### Data to process

-------

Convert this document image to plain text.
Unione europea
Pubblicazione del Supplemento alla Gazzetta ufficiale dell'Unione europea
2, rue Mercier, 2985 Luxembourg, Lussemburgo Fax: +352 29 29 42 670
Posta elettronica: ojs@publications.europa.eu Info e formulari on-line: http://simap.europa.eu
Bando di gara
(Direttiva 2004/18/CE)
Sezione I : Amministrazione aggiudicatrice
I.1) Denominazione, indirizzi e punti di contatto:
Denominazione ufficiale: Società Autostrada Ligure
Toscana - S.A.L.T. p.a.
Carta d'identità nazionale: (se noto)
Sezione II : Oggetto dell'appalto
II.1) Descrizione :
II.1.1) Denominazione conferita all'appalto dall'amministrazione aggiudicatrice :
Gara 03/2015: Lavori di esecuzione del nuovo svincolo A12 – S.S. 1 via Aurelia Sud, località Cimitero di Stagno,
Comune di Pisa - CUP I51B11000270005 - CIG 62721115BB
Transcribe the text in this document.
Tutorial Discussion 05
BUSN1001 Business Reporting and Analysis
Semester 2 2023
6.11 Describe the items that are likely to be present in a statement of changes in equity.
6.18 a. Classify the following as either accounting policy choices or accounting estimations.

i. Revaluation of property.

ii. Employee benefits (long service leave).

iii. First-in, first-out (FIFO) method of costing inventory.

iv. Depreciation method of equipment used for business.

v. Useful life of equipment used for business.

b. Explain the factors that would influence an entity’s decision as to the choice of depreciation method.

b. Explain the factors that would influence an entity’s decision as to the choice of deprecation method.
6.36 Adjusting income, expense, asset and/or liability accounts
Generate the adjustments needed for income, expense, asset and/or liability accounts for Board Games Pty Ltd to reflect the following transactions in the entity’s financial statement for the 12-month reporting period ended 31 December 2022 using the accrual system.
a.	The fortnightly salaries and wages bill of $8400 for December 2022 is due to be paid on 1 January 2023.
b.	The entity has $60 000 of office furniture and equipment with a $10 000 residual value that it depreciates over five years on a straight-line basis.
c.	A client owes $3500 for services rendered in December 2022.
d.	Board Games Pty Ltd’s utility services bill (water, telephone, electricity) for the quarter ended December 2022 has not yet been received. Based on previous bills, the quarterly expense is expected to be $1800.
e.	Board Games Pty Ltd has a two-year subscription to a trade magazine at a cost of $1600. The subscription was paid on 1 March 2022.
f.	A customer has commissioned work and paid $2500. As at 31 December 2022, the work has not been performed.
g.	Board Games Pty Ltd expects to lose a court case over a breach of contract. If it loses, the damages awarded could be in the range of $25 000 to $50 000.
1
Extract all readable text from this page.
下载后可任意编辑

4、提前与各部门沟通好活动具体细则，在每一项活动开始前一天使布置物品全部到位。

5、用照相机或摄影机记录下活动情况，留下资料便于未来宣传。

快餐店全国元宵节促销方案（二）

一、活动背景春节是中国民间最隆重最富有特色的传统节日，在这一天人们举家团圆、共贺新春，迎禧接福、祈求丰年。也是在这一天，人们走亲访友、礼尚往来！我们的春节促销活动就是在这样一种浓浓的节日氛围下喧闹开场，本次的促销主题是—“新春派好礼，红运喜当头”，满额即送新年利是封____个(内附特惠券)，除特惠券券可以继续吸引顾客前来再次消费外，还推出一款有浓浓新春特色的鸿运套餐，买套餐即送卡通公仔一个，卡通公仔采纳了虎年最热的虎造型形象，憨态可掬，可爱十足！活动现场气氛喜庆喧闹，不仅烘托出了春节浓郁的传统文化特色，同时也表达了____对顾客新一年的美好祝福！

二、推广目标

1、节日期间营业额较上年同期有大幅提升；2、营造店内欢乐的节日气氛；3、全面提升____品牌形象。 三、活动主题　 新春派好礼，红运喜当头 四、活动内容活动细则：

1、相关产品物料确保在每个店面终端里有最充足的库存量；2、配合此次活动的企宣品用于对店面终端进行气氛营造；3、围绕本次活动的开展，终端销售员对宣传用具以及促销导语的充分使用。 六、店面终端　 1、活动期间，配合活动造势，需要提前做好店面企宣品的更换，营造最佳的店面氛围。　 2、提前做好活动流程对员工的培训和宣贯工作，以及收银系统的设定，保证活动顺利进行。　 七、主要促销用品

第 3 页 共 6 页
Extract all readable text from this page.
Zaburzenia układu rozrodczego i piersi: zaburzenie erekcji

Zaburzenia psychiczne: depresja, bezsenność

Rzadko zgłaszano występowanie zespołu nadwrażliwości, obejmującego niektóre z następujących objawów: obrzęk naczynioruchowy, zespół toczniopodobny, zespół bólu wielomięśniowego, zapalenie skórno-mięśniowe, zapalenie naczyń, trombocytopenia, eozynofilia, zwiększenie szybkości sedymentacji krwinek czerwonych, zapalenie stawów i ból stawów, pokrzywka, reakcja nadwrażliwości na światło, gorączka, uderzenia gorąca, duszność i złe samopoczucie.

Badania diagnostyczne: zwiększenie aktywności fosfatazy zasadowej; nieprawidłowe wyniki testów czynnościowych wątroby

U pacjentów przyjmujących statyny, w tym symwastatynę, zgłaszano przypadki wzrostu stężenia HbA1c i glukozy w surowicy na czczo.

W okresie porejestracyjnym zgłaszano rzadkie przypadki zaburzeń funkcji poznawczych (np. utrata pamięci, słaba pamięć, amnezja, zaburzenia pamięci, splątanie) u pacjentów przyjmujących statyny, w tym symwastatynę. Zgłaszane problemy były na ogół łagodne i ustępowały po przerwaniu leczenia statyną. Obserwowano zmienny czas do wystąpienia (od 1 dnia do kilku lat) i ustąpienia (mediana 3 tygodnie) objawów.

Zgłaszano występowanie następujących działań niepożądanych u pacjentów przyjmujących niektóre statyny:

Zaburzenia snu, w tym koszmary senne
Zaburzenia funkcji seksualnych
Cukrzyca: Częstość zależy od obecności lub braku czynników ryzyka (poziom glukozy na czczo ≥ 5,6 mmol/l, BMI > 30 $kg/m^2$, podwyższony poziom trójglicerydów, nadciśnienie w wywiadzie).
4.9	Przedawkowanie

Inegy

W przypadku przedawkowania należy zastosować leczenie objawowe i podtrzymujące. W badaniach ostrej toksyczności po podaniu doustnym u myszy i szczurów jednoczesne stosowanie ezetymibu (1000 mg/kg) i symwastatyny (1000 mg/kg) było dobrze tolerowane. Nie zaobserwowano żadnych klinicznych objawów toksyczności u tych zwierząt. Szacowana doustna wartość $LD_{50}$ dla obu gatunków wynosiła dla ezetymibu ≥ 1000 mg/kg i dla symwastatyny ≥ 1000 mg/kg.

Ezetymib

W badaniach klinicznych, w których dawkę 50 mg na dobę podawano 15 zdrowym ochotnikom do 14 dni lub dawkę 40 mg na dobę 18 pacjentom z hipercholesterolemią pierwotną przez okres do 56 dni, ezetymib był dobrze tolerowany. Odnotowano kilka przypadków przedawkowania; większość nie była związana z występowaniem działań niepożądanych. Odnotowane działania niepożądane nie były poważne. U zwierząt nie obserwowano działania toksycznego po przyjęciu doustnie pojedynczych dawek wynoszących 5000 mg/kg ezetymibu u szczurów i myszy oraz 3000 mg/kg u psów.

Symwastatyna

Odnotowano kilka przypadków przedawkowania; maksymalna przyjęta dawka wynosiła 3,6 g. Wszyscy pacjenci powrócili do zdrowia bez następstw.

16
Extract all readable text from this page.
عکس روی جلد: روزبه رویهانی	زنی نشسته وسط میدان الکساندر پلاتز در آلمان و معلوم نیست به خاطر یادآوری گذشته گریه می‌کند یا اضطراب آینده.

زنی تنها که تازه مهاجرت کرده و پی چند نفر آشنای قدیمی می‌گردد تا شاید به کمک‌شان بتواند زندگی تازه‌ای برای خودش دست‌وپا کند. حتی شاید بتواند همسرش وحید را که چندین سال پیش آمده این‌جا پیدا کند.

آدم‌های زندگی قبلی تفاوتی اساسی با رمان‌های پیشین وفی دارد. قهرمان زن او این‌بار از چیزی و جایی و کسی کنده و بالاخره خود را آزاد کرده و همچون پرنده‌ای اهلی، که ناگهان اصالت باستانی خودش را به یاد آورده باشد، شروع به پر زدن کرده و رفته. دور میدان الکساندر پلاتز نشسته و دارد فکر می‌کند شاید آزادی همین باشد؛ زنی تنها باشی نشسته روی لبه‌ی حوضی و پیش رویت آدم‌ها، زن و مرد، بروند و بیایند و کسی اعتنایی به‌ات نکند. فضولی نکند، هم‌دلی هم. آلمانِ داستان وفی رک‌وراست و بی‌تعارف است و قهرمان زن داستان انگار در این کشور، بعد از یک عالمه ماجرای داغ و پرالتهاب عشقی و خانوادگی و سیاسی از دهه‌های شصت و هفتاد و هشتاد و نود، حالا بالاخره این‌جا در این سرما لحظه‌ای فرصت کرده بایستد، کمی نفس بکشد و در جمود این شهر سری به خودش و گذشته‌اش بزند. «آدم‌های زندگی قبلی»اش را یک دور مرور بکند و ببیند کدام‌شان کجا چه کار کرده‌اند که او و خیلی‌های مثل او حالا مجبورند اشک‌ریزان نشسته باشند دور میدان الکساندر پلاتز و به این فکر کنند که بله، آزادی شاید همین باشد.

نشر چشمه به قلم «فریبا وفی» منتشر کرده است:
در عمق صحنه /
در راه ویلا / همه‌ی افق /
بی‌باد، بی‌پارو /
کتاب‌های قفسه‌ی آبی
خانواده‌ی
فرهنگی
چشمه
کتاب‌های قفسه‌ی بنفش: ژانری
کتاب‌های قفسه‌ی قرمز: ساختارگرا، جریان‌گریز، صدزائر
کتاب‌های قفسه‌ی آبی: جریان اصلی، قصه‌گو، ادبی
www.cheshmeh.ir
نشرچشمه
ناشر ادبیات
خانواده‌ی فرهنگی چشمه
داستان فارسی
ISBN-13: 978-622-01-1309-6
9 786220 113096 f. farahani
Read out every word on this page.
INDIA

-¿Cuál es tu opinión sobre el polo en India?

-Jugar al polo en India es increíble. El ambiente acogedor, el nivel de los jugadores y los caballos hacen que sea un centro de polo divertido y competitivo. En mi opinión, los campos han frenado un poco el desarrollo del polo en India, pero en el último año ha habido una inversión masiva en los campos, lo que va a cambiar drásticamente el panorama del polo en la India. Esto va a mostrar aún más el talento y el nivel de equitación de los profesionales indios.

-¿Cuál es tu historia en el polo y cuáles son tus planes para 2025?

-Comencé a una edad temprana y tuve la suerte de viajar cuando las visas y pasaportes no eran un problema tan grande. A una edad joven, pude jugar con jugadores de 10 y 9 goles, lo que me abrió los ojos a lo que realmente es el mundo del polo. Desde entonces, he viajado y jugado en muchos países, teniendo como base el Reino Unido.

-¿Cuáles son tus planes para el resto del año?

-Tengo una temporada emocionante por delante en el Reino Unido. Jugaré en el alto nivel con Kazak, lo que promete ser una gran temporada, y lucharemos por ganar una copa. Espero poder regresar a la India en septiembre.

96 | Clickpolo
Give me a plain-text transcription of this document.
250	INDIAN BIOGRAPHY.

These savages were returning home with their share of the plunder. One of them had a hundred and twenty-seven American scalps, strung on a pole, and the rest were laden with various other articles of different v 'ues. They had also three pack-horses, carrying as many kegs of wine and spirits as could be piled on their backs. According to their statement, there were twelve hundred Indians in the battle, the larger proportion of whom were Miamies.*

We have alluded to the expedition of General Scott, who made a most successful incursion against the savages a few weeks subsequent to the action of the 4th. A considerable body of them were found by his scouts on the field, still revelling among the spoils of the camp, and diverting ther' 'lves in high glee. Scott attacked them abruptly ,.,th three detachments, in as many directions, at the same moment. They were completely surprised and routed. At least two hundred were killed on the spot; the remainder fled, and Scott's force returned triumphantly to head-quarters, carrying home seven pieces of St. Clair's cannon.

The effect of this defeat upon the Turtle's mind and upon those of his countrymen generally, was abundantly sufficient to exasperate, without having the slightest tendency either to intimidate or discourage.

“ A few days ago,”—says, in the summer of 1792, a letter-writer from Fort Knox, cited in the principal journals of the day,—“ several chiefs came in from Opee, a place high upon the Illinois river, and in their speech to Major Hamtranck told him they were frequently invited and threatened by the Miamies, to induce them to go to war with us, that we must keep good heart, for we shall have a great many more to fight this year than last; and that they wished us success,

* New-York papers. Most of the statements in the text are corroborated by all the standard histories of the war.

-------

### Exercise aim
Look through the entries above and list every line containing "used".

### Completed exercise
iv. Depreciation method of equipment used for business.
v. Useful life of equipment used for business.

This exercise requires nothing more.